What you will do:
From the entries that follow, gather each line holding the word "structured".

Dataset content:
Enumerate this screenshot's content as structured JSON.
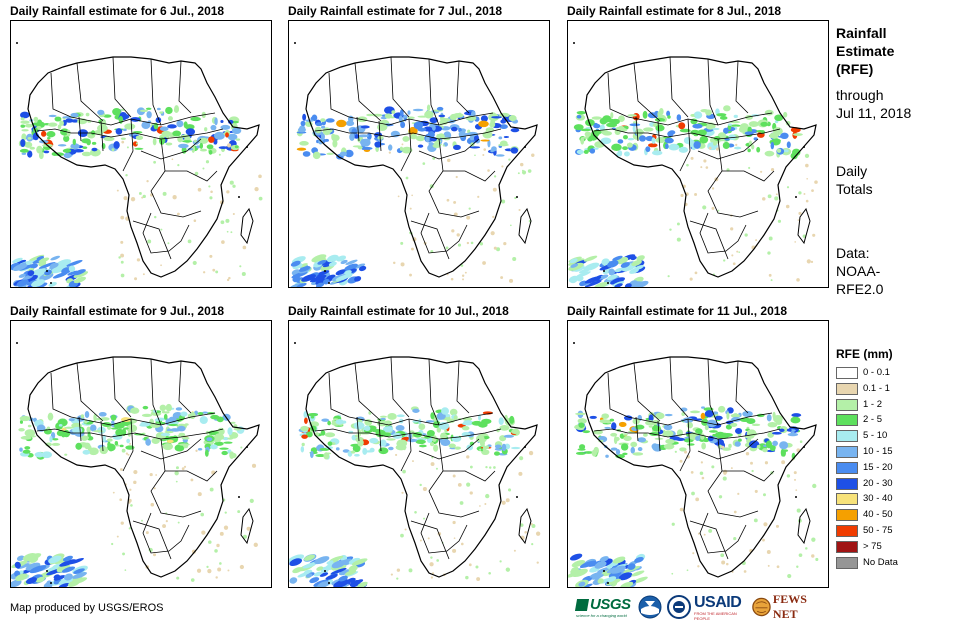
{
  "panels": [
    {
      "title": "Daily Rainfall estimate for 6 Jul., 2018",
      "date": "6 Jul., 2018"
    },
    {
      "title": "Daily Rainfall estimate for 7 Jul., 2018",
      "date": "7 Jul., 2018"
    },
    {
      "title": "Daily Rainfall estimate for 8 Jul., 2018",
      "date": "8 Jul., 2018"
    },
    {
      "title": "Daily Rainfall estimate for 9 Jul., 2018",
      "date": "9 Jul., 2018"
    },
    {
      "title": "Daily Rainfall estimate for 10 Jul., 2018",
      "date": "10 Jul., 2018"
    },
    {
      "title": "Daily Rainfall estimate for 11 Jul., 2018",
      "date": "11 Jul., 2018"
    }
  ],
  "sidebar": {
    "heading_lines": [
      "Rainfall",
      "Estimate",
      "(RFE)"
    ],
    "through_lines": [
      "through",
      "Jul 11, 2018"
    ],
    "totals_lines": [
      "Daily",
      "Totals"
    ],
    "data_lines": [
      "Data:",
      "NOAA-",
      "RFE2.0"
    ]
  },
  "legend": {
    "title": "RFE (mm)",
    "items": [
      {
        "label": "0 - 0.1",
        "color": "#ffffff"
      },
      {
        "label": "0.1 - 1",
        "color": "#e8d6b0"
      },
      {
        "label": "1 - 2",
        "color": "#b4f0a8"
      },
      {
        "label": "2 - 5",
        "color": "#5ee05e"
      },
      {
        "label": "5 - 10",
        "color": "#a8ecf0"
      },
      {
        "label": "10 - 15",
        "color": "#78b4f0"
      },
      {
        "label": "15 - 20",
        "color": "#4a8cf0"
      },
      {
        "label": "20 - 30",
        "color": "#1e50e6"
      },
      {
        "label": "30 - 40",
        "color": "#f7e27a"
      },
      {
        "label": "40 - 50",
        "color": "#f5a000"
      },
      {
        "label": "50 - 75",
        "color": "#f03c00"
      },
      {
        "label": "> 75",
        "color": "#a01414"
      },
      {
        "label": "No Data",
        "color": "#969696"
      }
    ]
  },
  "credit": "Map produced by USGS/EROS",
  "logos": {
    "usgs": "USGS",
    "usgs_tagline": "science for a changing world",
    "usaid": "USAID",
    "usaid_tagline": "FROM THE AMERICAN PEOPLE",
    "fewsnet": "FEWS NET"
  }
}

* * *

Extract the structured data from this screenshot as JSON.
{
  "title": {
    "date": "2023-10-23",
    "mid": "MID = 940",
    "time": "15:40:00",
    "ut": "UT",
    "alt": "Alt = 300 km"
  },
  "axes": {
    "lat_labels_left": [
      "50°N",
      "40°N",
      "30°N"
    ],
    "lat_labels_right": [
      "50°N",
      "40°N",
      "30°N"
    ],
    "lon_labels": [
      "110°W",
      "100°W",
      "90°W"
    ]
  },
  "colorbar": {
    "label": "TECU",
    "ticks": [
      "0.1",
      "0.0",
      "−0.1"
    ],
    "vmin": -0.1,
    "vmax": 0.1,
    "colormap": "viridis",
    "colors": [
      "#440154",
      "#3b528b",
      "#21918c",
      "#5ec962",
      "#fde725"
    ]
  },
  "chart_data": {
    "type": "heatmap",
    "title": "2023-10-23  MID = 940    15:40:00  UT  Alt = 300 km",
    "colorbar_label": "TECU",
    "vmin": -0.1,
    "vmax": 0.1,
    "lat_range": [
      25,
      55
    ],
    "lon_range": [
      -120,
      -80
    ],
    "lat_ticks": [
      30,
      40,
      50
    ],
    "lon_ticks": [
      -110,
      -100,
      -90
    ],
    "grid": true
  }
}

Response to the task:
Enumerate this screenshot's content as structured JSON.
Extract the structured data from this screenshot as JSON.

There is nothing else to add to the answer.